DO THIS = Retype everything in the listing, leaving each line exactly as it is.

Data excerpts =

• • • • • • •

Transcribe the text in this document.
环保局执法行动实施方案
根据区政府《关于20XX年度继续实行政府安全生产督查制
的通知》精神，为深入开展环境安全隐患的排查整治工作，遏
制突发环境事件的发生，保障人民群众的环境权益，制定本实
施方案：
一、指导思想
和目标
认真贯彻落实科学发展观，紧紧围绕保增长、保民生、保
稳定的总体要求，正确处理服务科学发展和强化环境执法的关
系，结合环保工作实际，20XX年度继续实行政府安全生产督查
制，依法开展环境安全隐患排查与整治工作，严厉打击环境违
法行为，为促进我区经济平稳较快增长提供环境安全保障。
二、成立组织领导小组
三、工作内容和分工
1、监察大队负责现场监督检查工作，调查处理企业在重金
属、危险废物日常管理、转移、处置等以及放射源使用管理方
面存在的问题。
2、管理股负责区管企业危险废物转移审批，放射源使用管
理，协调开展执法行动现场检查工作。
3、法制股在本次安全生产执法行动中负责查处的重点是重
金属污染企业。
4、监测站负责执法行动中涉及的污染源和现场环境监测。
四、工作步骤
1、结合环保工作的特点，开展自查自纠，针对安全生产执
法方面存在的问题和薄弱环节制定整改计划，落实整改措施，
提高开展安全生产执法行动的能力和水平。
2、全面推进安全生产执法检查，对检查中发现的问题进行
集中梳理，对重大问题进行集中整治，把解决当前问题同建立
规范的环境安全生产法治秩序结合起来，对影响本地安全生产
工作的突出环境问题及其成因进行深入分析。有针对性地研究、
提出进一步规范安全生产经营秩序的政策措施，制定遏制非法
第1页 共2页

• • • • • • •

THE COMPLETED TASK =
Transcribe the text in this document.
环保局执法行动实施方案
根据区政府《关于20XX年度继续实行政府安全生产督查制
的通知》精神，为深入开展环境安全隐患的排查整治工作，遏
制突发环境事件的发生，保障人民群众的环境权益，制定本实
施方案：
一、指导思想
和目标
认真贯彻落实科学发展观，紧紧围绕保增长、保民生、保
稳定的总体要求，正确处理服务科学发展和强化环境执法的关
系，结合环保工作实际，20XX年度继续实行政府安全生产督查
制，依法开展环境安全隐患排查与整治工作，严厉打击环境违
法行为，为促进我区经济平稳较快增长提供环境安全保障。
二、成立组织领导小组
三、工作内容和分工
1、监察大队负责现场监督检查工作，调查处理企业在重金
属、危险废物日常管理、转移、处置等以及放射源使用管理方
面存在的问题。
2、管理股负责区管企业危险废物转移审批，放射源使用管
理，协调开展执法行动现场检查工作。
3、法制股在本次安全生产执法行动中负责查处的重点是重
金属污染企业。
4、监测站负责执法行动中涉及的污染源和现场环境监测。
四、工作步骤
1、结合环保工作的特点，开展自查自纠，针对安全生产执
法方面存在的问题和薄弱环节制定整改计划，落实整改措施，
提高开展安全生产执法行动的能力和水平。
2、全面推进安全生产执法检查，对检查中发现的问题进行
集中梳理，对重大问题进行集中整治，把解决当前问题同建立
规范的环境安全生产法治秩序结合起来，对影响本地安全生产
工作的突出环境问题及其成因进行深入分析。有针对性地研究、
提出进一步规范安全生产经营秩序的政策措施，制定遏制非法
第1页 共2页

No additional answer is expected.